**Objective:**
Reproduce all lines of the listing below in which the word "title" occurs.

**Data shown:**
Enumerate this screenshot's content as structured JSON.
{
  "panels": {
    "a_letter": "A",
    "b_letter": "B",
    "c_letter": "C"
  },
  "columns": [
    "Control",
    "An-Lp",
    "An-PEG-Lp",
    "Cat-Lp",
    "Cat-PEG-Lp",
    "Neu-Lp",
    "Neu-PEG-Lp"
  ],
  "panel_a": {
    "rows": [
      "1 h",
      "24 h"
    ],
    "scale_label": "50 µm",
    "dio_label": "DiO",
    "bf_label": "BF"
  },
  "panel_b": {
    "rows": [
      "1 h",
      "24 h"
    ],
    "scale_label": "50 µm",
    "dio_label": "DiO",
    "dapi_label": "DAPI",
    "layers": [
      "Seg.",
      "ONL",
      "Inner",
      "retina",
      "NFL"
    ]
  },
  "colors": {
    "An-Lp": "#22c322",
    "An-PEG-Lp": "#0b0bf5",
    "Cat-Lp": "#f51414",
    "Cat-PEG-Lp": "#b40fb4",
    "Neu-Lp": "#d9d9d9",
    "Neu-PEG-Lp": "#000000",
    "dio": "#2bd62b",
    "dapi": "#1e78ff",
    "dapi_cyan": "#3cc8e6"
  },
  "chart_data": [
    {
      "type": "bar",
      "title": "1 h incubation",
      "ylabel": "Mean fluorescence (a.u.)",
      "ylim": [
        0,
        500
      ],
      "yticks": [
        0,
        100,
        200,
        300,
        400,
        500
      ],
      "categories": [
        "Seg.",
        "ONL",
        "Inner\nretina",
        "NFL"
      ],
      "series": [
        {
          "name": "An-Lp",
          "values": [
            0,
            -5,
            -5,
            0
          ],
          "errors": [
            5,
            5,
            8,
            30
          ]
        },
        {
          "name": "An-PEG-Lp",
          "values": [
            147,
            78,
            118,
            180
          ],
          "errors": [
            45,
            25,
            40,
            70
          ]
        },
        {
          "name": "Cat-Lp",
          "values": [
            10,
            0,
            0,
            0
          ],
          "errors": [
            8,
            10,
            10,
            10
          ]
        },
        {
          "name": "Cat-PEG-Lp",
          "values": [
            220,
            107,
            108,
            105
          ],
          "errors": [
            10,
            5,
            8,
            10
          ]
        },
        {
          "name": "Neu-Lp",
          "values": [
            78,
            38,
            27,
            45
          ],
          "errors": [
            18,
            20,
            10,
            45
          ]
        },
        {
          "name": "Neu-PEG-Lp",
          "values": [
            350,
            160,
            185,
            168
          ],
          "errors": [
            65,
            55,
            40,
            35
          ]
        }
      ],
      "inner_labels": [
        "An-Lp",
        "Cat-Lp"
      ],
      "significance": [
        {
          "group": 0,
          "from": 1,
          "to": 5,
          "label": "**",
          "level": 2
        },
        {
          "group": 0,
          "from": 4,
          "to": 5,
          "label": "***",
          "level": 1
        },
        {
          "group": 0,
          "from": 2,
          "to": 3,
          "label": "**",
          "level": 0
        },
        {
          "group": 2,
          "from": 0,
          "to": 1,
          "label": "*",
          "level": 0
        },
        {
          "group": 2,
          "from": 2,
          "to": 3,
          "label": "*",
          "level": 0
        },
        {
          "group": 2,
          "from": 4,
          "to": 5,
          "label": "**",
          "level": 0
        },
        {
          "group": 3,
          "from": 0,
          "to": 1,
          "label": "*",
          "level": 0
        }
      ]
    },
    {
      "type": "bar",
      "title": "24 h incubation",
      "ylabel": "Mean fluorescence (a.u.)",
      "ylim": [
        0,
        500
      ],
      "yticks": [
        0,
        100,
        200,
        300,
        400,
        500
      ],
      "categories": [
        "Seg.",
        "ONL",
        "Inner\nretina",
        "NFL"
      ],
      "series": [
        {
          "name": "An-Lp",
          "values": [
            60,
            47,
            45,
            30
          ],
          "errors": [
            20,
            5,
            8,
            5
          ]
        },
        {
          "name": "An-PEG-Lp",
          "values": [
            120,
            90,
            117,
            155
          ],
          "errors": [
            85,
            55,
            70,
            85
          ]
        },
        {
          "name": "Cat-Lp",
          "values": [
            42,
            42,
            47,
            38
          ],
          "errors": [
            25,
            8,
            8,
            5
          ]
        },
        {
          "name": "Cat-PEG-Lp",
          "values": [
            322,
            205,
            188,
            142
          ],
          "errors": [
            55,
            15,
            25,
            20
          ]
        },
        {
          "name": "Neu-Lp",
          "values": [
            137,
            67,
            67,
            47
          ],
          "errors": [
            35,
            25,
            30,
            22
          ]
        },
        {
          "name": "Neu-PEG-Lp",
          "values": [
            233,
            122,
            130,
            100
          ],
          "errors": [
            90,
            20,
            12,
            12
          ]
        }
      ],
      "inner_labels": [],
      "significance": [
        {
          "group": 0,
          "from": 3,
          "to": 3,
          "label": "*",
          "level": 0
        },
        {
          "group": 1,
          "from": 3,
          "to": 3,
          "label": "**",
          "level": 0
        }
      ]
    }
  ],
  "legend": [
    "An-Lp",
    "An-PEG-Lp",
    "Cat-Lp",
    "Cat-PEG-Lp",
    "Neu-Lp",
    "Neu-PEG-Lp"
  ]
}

**The result:**
      "title": "1 h incubation",
      "title": "24 h incubation",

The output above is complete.